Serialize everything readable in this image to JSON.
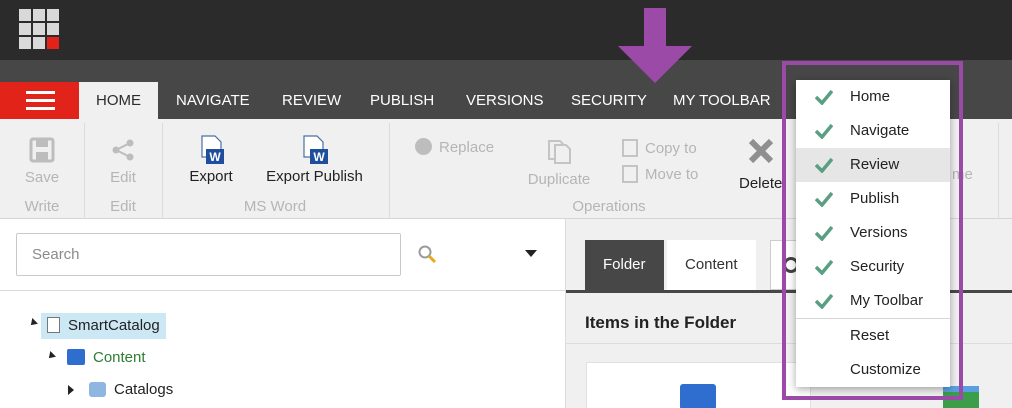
{
  "tabs": {
    "home": "HOME",
    "navigate": "NAVIGATE",
    "review": "REVIEW",
    "publish": "PUBLISH",
    "versions": "VERSIONS",
    "security": "SECURITY",
    "my_toolbar": "MY TOOLBAR"
  },
  "ribbon": {
    "save": "Save",
    "write_group": "Write",
    "edit": "Edit",
    "edit_group": "Edit",
    "export": "Export",
    "export_publish": "Export Publish",
    "msword_group": "MS Word",
    "replace": "Replace",
    "duplicate": "Duplicate",
    "copy_to": "Copy to",
    "move_to": "Move to",
    "operations_group": "Operations",
    "delete": "Delete",
    "hidden_right": "me",
    "word_icon_letter": "W"
  },
  "left_pane": {
    "search_placeholder": "Search",
    "tree": [
      {
        "label": "SmartCatalog"
      },
      {
        "label": "Content"
      },
      {
        "label": "Catalogs"
      }
    ]
  },
  "right_pane": {
    "tab_folder": "Folder",
    "tab_content": "Content",
    "items_title": "Items in the Folder"
  },
  "menu": {
    "items": [
      {
        "label": "Home",
        "checked": true
      },
      {
        "label": "Navigate",
        "checked": true
      },
      {
        "label": "Review",
        "checked": true
      },
      {
        "label": "Publish",
        "checked": true
      },
      {
        "label": "Versions",
        "checked": true
      },
      {
        "label": "Security",
        "checked": true
      },
      {
        "label": "My Toolbar",
        "checked": true
      },
      {
        "label": "Reset",
        "checked": false
      },
      {
        "label": "Customize",
        "checked": false
      }
    ]
  },
  "colors": {
    "accent_red": "#e2231a",
    "annotation_purple": "#9b4aa8",
    "check_green": "#5a9e83",
    "tree_green": "#2e7d32"
  }
}
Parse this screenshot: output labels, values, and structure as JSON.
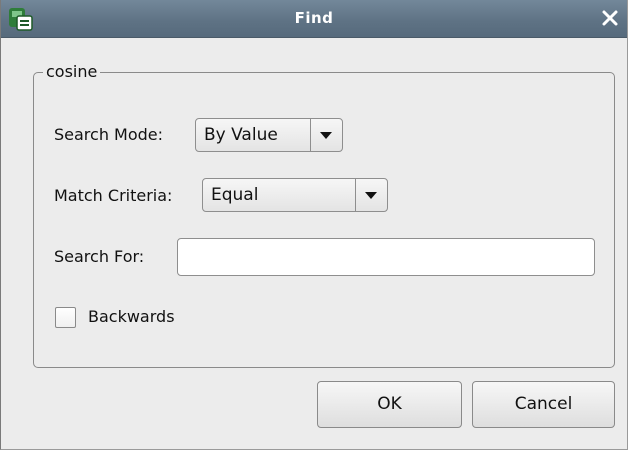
{
  "window": {
    "title": "Find"
  },
  "group": {
    "legend": "cosine"
  },
  "search_mode": {
    "label": "Search Mode:",
    "value": "By Value"
  },
  "match_criteria": {
    "label": "Match Criteria:",
    "value": "Equal"
  },
  "search_for": {
    "label": "Search For:",
    "value": ""
  },
  "backwards": {
    "label": "Backwards",
    "checked": false
  },
  "buttons": {
    "ok": "OK",
    "cancel": "Cancel"
  },
  "icons": {
    "app": "app-icon",
    "close": "close-icon",
    "dropdown": "chevron-down-icon"
  }
}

§ **TASK STATEMENT**:
All of the material above needs to be restated exactly, with no pictures.

§ **ANSWER IN FULL**:
Serialize everything readable in this image to JSON.
{
  "tabs": {
    "home": "HOME",
    "navigate": "NAVIGATE",
    "review": "REVIEW",
    "publish": "PUBLISH",
    "versions": "VERSIONS",
    "security": "SECURITY",
    "my_toolbar": "MY TOOLBAR"
  },
  "ribbon": {
    "save": "Save",
    "write_group": "Write",
    "edit": "Edit",
    "edit_group": "Edit",
    "export": "Export",
    "export_publish": "Export Publish",
    "msword_group": "MS Word",
    "replace": "Replace",
    "duplicate": "Duplicate",
    "copy_to": "Copy to",
    "move_to": "Move to",
    "operations_group": "Operations",
    "delete": "Delete",
    "hidden_right": "me",
    "word_icon_letter": "W"
  },
  "left_pane": {
    "search_placeholder": "Search",
    "tree": [
      {
        "label": "SmartCatalog"
      },
      {
        "label": "Content"
      },
      {
        "label": "Catalogs"
      }
    ]
  },
  "right_pane": {
    "tab_folder": "Folder",
    "tab_content": "Content",
    "items_title": "Items in the Folder"
  },
  "menu": {
    "items": [
      {
        "label": "Home",
        "checked": true
      },
      {
        "label": "Navigate",
        "checked": true
      },
      {
        "label": "Review",
        "checked": true
      },
      {
        "label": "Publish",
        "checked": true
      },
      {
        "label": "Versions",
        "checked": true
      },
      {
        "label": "Security",
        "checked": true
      },
      {
        "label": "My Toolbar",
        "checked": true
      },
      {
        "label": "Reset",
        "checked": false
      },
      {
        "label": "Customize",
        "checked": false
      }
    ]
  },
  "colors": {
    "accent_red": "#e2231a",
    "annotation_purple": "#9b4aa8",
    "check_green": "#5a9e83",
    "tree_green": "#2e7d32"
  }
}
Parse this screenshot: output labels, values, and structure as JSON.
{
  "window": {
    "title": "Find"
  },
  "group": {
    "legend": "cosine"
  },
  "search_mode": {
    "label": "Search Mode:",
    "value": "By Value"
  },
  "match_criteria": {
    "label": "Match Criteria:",
    "value": "Equal"
  },
  "search_for": {
    "label": "Search For:",
    "value": ""
  },
  "backwards": {
    "label": "Backwards",
    "checked": false
  },
  "buttons": {
    "ok": "OK",
    "cancel": "Cancel"
  },
  "icons": {
    "app": "app-icon",
    "close": "close-icon",
    "dropdown": "chevron-down-icon"
  }
}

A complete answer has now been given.